● Task requirements: Copy each line in the data that includes the word "JSON".

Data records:

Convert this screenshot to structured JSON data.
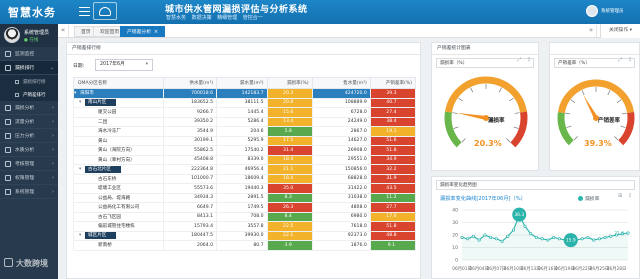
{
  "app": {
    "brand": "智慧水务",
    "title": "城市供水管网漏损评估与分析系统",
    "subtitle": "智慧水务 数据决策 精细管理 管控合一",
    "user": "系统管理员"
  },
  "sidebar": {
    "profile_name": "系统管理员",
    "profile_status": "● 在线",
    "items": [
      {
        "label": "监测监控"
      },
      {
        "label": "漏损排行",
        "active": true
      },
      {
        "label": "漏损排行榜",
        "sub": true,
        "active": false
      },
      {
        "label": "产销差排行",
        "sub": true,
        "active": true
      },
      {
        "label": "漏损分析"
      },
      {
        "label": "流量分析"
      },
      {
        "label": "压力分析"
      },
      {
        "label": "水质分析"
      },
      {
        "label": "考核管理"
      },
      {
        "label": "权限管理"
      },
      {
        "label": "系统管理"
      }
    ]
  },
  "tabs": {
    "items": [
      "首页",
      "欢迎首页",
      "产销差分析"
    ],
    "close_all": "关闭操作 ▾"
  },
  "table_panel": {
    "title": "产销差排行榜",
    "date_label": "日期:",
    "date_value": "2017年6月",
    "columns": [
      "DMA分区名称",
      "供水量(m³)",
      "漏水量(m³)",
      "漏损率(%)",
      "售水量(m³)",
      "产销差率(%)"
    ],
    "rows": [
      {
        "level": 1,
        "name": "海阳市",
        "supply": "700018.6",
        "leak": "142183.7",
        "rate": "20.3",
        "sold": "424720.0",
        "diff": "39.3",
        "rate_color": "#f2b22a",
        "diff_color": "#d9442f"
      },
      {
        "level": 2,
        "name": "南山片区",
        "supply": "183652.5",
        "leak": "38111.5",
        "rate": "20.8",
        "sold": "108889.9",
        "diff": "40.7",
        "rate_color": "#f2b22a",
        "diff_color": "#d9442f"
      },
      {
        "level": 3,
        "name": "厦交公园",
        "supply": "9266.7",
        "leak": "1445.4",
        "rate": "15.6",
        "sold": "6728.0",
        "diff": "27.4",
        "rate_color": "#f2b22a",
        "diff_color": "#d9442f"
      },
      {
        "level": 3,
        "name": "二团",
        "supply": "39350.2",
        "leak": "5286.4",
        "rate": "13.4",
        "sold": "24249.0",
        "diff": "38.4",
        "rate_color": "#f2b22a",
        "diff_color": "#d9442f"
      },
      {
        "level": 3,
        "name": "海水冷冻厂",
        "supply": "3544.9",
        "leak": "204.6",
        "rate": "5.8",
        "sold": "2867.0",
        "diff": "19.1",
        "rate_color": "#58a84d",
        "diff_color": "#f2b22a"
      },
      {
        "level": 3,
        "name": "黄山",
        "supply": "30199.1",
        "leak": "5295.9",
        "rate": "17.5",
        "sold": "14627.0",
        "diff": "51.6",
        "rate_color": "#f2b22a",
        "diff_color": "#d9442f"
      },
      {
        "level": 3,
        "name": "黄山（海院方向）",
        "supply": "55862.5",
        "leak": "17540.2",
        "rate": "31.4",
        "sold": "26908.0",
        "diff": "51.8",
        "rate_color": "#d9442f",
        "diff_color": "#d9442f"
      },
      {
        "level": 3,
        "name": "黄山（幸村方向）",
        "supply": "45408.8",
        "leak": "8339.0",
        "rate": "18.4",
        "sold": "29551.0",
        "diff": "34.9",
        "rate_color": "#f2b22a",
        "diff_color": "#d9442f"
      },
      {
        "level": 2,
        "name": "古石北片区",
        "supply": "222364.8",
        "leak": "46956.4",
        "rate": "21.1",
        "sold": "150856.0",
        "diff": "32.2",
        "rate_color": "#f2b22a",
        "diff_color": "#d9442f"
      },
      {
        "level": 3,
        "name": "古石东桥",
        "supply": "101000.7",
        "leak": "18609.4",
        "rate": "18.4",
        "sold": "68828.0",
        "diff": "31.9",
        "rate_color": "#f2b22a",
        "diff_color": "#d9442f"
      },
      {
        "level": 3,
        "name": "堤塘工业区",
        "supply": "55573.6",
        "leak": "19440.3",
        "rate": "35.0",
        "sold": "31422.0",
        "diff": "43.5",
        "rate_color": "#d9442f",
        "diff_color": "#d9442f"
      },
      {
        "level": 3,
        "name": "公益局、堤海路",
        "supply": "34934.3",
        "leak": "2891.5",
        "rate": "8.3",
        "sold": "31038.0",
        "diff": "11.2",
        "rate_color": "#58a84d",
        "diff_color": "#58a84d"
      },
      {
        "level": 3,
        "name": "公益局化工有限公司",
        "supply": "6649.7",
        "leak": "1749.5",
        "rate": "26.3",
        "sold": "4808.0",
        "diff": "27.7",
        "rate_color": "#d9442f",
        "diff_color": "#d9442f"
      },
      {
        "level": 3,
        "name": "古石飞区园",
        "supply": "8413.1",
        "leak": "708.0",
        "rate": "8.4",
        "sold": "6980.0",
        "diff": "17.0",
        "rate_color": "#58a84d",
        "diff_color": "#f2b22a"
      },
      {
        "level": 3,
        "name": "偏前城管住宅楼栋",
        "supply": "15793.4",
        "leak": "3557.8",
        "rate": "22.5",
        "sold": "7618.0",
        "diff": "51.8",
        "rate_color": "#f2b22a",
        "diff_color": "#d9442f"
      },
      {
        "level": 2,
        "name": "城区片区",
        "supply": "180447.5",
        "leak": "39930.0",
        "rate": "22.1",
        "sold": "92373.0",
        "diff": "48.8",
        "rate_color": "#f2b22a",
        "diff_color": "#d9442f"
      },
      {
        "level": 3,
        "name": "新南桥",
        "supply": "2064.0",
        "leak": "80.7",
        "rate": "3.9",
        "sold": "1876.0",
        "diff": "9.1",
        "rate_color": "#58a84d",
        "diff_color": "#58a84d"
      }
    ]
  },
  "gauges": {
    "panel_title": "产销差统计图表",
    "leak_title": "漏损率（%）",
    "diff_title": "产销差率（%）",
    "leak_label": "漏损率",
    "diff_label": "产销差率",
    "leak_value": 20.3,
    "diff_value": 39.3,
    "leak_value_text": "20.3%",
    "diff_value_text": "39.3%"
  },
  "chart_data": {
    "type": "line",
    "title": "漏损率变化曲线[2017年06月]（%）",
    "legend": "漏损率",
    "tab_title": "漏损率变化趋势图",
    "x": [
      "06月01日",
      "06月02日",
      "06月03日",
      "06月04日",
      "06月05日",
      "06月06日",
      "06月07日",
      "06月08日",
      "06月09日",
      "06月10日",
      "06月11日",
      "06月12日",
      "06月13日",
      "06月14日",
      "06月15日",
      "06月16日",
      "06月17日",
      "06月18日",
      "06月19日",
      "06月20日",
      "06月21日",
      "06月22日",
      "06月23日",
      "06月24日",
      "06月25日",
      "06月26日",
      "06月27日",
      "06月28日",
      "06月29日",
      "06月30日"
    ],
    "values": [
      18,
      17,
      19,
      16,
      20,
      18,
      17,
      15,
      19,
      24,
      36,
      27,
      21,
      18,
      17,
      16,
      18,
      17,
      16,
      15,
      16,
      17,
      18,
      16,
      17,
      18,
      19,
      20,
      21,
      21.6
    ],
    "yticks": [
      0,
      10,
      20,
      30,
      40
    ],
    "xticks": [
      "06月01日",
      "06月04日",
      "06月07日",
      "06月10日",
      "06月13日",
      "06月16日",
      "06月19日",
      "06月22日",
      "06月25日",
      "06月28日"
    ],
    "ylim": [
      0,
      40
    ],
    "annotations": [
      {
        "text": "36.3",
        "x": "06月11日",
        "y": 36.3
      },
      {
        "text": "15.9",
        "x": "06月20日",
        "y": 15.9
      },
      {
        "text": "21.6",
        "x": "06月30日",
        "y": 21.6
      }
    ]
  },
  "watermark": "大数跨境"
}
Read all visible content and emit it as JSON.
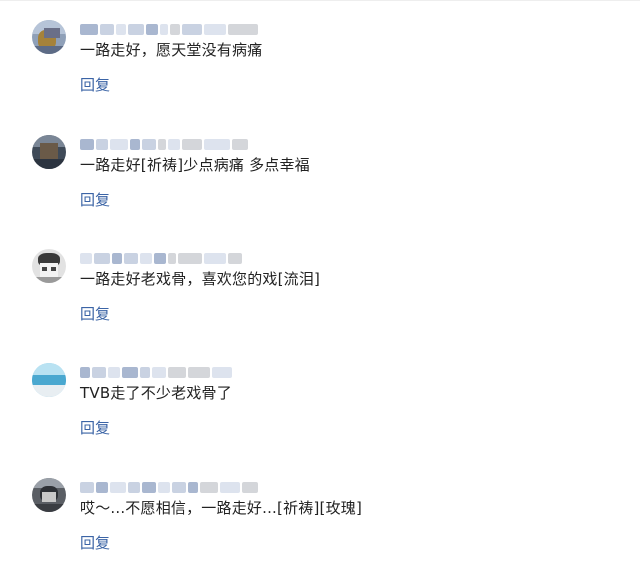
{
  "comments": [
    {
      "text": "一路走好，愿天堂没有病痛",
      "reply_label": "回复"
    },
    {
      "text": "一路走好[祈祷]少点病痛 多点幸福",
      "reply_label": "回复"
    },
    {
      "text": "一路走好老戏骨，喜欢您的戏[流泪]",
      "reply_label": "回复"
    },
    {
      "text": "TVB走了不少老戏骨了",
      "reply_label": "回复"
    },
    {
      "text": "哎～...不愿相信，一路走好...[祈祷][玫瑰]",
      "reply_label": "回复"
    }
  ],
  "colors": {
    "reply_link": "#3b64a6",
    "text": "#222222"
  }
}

● Written reply:
Convert this screenshot to structured JSON data.
Read all visible content and emit it as JSON.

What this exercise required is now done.